## Exercise requirements
Make an exact copy of all the data.

[BEGIN Information shown]

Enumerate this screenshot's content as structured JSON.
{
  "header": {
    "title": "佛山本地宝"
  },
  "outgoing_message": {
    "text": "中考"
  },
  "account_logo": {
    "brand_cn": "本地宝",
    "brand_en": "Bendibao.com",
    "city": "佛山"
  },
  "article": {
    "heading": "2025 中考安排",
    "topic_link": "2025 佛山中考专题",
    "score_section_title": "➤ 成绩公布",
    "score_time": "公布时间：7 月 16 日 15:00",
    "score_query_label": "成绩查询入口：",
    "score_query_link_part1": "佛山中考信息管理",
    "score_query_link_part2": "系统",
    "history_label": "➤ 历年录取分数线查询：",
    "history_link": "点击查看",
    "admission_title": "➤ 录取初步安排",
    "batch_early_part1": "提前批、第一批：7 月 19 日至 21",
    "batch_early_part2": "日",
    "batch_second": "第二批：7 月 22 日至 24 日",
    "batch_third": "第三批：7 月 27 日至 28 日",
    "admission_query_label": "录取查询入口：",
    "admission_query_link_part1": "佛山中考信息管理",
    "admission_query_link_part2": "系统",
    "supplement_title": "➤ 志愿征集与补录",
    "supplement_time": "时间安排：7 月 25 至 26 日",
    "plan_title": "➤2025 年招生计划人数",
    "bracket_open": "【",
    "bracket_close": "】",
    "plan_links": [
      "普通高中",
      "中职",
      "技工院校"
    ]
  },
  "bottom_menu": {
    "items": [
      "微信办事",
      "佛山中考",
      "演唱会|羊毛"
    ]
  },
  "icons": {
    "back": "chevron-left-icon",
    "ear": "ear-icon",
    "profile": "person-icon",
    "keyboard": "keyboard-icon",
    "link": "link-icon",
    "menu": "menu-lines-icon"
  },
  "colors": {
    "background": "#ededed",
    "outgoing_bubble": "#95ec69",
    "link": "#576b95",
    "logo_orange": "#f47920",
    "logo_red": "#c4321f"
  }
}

[END Information shown]

## Result of the task
Enumerate this screenshot's content as structured JSON.
{
  "header": {
    "title": "佛山本地宝"
  },
  "outgoing_message": {
    "text": "中考"
  },
  "account_logo": {
    "brand_cn": "本地宝",
    "brand_en": "Bendibao.com",
    "city": "佛山"
  },
  "article": {
    "heading": "2025 中考安排",
    "topic_link": "2025 佛山中考专题",
    "score_section_title": "➤ 成绩公布",
    "score_time": "公布时间：7 月 16 日 15:00",
    "score_query_label": "成绩查询入口：",
    "score_query_link_part1": "佛山中考信息管理",
    "score_query_link_part2": "系统",
    "history_label": "➤ 历年录取分数线查询：",
    "history_link": "点击查看",
    "admission_title": "➤ 录取初步安排",
    "batch_early_part1": "提前批、第一批：7 月 19 日至 21",
    "batch_early_part2": "日",
    "batch_second": "第二批：7 月 22 日至 24 日",
    "batch_third": "第三批：7 月 27 日至 28 日",
    "admission_query_label": "录取查询入口：",
    "admission_query_link_part1": "佛山中考信息管理",
    "admission_query_link_part2": "系统",
    "supplement_title": "➤ 志愿征集与补录",
    "supplement_time": "时间安排：7 月 25 至 26 日",
    "plan_title": "➤2025 年招生计划人数",
    "bracket_open": "【",
    "bracket_close": "】",
    "plan_links": [
      "普通高中",
      "中职",
      "技工院校"
    ]
  },
  "bottom_menu": {
    "items": [
      "微信办事",
      "佛山中考",
      "演唱会|羊毛"
    ]
  },
  "icons": {
    "back": "chevron-left-icon",
    "ear": "ear-icon",
    "profile": "person-icon",
    "keyboard": "keyboard-icon",
    "link": "link-icon",
    "menu": "menu-lines-icon"
  },
  "colors": {
    "background": "#ededed",
    "outgoing_bubble": "#95ec69",
    "link": "#576b95",
    "logo_orange": "#f47920",
    "logo_red": "#c4321f"
  }
}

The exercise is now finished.